#### Document segment
Daily Word of Grace # 126 (September 8, 2020)

In his moving Pulitzer Prize winning 2014 novel All the Light We Cannot See Anthony Doerr writes, “We all come into existence as a single cell, smaller than a speck of dust.  Much smaller.  Divide.  Multiply.  Add and subtract.  Matter changes hands, atoms flow in and out, molecules pivot, proteins stitch together, mitochondria send out their oxidative dictates; we begin as a microscopic electrical swarm.  The lungs the brain the heart.  Forty weeks later, six trillion cells get crushed in the vise of our mother’s birth canal and we howl.  Then the world starts in on us.”  The psalmist described all this a little differently, praying, “For it was you who formed my inward parts; you knit me together in my mother’s womb.  I praise you, for I am fearfully and wonderfully made.  Wonderful are your works; that I know very well.  My frame was not hidden from you, when I was being made in secret, intricately woven in the depths of the earth” (Psalm 139:13-15).  One of the countless wonders of the gospel is that the same One who knit you together became incarnate, beginning with a single cell, and grew in Mary’s womb until he was born.  And the same world that “starts in on us” at our birth started in on Jesus that holy night, and never stopped until nailing him to a cross thirty-three years later.  Out of God’s unconditional love for this very same world, including you, this same Jesus, your Creator and Redeemer, died to save you—not condemn you, save you (John 3:16-17).  And after your death you will finally see all the light you cannot see, Jesus Christ the Light of the World (John 8:12), Jesus Christ your Creator and Redeemer.

#### Work request A
In the devotional, condense the paragraph beginning "In his moving Pulitzer Prize winning 2014 novel" into a short bulleted list that keeps its main facts.
#### Work request B
According to the devotional, what prize did the quoted novel win?

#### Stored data
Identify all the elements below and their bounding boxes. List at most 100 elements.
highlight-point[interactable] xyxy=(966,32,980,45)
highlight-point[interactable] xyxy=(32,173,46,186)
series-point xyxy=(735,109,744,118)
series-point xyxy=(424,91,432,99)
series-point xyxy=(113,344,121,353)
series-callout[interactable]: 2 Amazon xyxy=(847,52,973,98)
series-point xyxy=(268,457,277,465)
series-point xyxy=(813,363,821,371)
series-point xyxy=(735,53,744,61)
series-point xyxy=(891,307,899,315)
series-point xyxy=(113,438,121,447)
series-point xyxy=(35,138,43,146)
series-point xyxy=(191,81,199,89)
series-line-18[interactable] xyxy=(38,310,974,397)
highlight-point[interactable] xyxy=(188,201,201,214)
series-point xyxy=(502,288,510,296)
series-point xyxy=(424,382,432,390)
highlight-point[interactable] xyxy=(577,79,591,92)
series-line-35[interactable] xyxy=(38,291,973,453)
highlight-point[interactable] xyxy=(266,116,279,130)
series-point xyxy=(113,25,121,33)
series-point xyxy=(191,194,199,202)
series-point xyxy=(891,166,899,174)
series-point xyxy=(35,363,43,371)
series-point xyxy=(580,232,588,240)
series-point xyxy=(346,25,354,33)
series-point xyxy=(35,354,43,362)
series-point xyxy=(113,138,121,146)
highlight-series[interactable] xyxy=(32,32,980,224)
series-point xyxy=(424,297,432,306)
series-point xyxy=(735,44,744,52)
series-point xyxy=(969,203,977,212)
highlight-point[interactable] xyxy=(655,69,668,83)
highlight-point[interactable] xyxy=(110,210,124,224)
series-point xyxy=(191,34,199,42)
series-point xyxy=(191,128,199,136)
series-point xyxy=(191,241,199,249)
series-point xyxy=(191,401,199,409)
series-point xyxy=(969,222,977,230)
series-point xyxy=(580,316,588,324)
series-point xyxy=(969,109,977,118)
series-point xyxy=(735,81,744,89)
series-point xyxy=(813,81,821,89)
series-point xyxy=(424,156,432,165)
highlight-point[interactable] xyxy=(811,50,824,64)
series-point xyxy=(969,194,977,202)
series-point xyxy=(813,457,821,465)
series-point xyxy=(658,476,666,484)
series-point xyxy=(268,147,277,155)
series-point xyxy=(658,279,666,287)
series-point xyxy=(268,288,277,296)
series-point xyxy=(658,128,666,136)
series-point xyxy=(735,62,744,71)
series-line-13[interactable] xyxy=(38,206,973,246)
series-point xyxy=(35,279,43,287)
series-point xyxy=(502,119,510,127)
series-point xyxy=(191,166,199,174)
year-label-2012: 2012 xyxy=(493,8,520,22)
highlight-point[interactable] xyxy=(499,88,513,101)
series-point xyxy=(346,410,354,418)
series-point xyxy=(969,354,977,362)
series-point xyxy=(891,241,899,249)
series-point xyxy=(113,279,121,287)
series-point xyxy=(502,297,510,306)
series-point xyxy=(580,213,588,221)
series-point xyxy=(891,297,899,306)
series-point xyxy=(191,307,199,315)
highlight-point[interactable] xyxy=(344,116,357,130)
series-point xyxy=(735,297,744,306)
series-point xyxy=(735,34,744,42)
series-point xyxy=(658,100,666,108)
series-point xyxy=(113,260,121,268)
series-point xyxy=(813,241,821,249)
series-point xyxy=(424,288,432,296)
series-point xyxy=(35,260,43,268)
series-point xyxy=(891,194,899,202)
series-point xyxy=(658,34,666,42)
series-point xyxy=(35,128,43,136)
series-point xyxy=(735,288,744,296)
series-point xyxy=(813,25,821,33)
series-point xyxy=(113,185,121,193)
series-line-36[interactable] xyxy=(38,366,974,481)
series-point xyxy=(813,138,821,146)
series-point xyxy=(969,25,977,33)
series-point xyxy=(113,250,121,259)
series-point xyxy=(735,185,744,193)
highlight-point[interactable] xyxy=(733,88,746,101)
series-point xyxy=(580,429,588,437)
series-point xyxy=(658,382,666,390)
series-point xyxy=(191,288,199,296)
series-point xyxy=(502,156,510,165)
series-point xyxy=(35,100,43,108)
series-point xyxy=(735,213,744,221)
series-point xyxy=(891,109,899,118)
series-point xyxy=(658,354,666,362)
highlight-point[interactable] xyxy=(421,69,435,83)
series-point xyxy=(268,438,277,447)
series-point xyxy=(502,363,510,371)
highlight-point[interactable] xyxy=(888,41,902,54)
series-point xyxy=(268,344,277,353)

#### Task output A
- Anthony Doerr's 2014 Pulitzer Prize-winning novel *All the Light We Cannot See* describes human life beginning as a single cell. After forty weeks, six trillion cells are born, and then "the world starts in on us."
- Psalm 139:13-15 describes the same process as God knitting a person together in the womb, "fearfully and wonderfully made."
- The same One who formed each person became incarnate, beginning as a single cell in Mary's womb.
- The world started in on Jesus at his birth and did not stop until it nailed him to a cross thirty-three years later.
- Out of unconditional love for the world, Jesus, Creator and Redeemer, died to save, not condemn (John 3:16-17).
- After death, believers will see Jesus Christ, the Light of the World (John 8:12).

#### Task output B
The Pulitzer Prize.